> [Task details]:
Make an exact copy of the listing below.

Rows from a figure dataset:
^^^^

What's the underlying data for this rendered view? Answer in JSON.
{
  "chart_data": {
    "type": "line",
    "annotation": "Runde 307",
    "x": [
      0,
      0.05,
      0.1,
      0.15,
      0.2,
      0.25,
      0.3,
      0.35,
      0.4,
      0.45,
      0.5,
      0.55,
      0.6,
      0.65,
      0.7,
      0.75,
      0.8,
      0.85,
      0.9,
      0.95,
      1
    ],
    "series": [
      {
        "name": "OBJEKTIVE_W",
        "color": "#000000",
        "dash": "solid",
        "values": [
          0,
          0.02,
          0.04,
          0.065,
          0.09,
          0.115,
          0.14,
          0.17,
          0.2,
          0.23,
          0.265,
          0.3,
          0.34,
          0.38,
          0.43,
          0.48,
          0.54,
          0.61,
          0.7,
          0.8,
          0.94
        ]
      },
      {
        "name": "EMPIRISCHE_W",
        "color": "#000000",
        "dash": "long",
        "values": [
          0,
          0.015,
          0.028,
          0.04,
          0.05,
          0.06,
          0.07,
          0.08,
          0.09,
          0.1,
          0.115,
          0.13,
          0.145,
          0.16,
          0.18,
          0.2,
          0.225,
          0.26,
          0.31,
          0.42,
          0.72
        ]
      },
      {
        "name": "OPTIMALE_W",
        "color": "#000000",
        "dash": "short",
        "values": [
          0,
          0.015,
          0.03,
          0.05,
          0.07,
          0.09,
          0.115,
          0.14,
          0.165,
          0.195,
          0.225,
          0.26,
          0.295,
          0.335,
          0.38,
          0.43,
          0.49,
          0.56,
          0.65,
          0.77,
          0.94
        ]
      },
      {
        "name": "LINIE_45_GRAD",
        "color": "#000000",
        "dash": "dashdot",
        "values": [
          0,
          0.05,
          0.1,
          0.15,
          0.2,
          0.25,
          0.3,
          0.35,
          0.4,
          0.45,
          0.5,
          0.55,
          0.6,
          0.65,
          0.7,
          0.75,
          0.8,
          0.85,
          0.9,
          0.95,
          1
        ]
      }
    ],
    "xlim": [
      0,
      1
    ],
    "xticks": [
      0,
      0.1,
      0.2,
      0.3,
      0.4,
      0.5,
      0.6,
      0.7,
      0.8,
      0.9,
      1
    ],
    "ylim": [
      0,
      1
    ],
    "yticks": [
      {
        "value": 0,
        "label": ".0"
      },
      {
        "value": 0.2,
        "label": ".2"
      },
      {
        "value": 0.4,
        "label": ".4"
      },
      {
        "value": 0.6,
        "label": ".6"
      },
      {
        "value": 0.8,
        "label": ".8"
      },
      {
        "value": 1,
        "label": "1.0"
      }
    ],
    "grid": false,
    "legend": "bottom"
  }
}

^^^^

> [Solution for this task]:
What's the underlying data for this rendered view? Answer in JSON.
{
  "chart_data": {
    "type": "line",
    "annotation": "Runde 307",
    "x": [
      0,
      0.05,
      0.1,
      0.15,
      0.2,
      0.25,
      0.3,
      0.35,
      0.4,
      0.45,
      0.5,
      0.55,
      0.6,
      0.65,
      0.7,
      0.75,
      0.8,
      0.85,
      0.9,
      0.95,
      1
    ],
    "series": [
      {
        "name": "OBJEKTIVE_W",
        "color": "#000000",
        "dash": "solid",
        "values": [
          0,
          0.02,
          0.04,
          0.065,
          0.09,
          0.115,
          0.14,
          0.17,
          0.2,
          0.23,
          0.265,
          0.3,
          0.34,
          0.38,
          0.43,
          0.48,
          0.54,
          0.61,
          0.7,
          0.8,
          0.94
        ]
      },
      {
        "name": "EMPIRISCHE_W",
        "color": "#000000",
        "dash": "long",
        "values": [
          0,
          0.015,
          0.028,
          0.04,
          0.05,
          0.06,
          0.07,
          0.08,
          0.09,
          0.1,
          0.115,
          0.13,
          0.145,
          0.16,
          0.18,
          0.2,
          0.225,
          0.26,
          0.31,
          0.42,
          0.72
        ]
      },
      {
        "name": "OPTIMALE_W",
        "color": "#000000",
        "dash": "short",
        "values": [
          0,
          0.015,
          0.03,
          0.05,
          0.07,
          0.09,
          0.115,
          0.14,
          0.165,
          0.195,
          0.225,
          0.26,
          0.295,
          0.335,
          0.38,
          0.43,
          0.49,
          0.56,
          0.65,
          0.77,
          0.94
        ]
      },
      {
        "name": "LINIE_45_GRAD",
        "color": "#000000",
        "dash": "dashdot",
        "values": [
          0,
          0.05,
          0.1,
          0.15,
          0.2,
          0.25,
          0.3,
          0.35,
          0.4,
          0.45,
          0.5,
          0.55,
          0.6,
          0.65,
          0.7,
          0.75,
          0.8,
          0.85,
          0.9,
          0.95,
          1
        ]
      }
    ],
    "xlim": [
      0,
      1
    ],
    "xticks": [
      0,
      0.1,
      0.2,
      0.3,
      0.4,
      0.5,
      0.6,
      0.7,
      0.8,
      0.9,
      1
    ],
    "ylim": [
      0,
      1
    ],
    "yticks": [
      {
        "value": 0,
        "label": ".0"
      },
      {
        "value": 0.2,
        "label": ".2"
      },
      {
        "value": 0.4,
        "label": ".4"
      },
      {
        "value": 0.6,
        "label": ".6"
      },
      {
        "value": 0.8,
        "label": ".8"
      },
      {
        "value": 1,
        "label": "1.0"
      }
    ],
    "grid": false,
    "legend": "bottom"
  }
}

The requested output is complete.